## CHALLENGE
Print the data that follows exactly.
::::::::
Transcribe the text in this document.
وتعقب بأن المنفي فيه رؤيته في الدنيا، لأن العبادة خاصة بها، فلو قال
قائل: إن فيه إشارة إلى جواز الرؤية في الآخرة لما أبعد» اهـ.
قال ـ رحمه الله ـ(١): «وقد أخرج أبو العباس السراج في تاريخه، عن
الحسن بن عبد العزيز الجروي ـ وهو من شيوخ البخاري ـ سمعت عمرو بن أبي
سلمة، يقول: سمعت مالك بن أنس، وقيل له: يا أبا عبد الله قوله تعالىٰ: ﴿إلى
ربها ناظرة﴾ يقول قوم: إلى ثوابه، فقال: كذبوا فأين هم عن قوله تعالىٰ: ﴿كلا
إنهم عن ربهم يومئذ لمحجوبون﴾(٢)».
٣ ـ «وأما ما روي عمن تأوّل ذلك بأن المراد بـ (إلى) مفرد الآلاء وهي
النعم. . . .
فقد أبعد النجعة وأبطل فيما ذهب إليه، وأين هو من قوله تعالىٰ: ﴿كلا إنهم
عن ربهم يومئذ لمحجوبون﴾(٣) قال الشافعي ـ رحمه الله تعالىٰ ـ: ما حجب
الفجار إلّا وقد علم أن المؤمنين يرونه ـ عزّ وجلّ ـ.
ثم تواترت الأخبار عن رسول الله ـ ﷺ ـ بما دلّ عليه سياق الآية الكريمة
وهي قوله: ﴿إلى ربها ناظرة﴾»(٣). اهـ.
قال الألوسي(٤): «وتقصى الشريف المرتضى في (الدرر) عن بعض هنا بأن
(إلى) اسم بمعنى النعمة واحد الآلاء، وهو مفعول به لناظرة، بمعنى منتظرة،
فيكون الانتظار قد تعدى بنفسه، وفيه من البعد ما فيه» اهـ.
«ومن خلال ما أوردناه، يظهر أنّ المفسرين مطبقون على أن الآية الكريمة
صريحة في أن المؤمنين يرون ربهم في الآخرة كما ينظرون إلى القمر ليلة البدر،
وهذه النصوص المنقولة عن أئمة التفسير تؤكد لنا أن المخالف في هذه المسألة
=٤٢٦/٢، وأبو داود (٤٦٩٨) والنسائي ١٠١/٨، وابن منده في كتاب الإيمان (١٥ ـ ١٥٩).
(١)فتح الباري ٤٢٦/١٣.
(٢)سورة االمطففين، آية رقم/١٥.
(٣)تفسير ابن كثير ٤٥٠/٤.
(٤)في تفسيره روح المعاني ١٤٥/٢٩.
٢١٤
::::::::
## COMPLETE ANSWER
Transcribe the text in this document.
وتعقب بأن المنفي فيه رؤيته في الدنيا، لأن العبادة خاصة بها، فلو قال
قائل: إن فيه إشارة إلى جواز الرؤية في الآخرة لما أبعد» اهـ.
قال ـ رحمه الله ـ(١): «وقد أخرج أبو العباس السراج في تاريخه، عن
الحسن بن عبد العزيز الجروي ـ وهو من شيوخ البخاري ـ سمعت عمرو بن أبي
سلمة، يقول: سمعت مالك بن أنس، وقيل له: يا أبا عبد الله قوله تعالىٰ: ﴿إلى
ربها ناظرة﴾ يقول قوم: إلى ثوابه، فقال: كذبوا فأين هم عن قوله تعالىٰ: ﴿كلا
إنهم عن ربهم يومئذ لمحجوبون﴾(٢)».
٣ ـ «وأما ما روي عمن تأوّل ذلك بأن المراد بـ (إلى) مفرد الآلاء وهي
النعم. . . .
فقد أبعد النجعة وأبطل فيما ذهب إليه، وأين هو من قوله تعالىٰ: ﴿كلا إنهم
عن ربهم يومئذ لمحجوبون﴾(٣) قال الشافعي ـ رحمه الله تعالىٰ ـ: ما حجب
الفجار إلّا وقد علم أن المؤمنين يرونه ـ عزّ وجلّ ـ.
ثم تواترت الأخبار عن رسول الله ـ ﷺ ـ بما دلّ عليه سياق الآية الكريمة
وهي قوله: ﴿إلى ربها ناظرة﴾»(٣). اهـ.
قال الألوسي(٤): «وتقصى الشريف المرتضى في (الدرر) عن بعض هنا بأن
(إلى) اسم بمعنى النعمة واحد الآلاء، وهو مفعول به لناظرة، بمعنى منتظرة،
فيكون الانتظار قد تعدى بنفسه، وفيه من البعد ما فيه» اهـ.
«ومن خلال ما أوردناه، يظهر أنّ المفسرين مطبقون على أن الآية الكريمة
صريحة في أن المؤمنين يرون ربهم في الآخرة كما ينظرون إلى القمر ليلة البدر،
وهذه النصوص المنقولة عن أئمة التفسير تؤكد لنا أن المخالف في هذه المسألة
=٤٢٦/٢، وأبو داود (٤٦٩٨) والنسائي ١٠١/٨، وابن منده في كتاب الإيمان (١٥ ـ ١٥٩).
(١)فتح الباري ٤٢٦/١٣.
(٢)سورة االمطففين، آية رقم/١٥.
(٣)تفسير ابن كثير ٤٥٠/٤.
(٤)في تفسيره روح المعاني ١٤٥/٢٩.
٢١٤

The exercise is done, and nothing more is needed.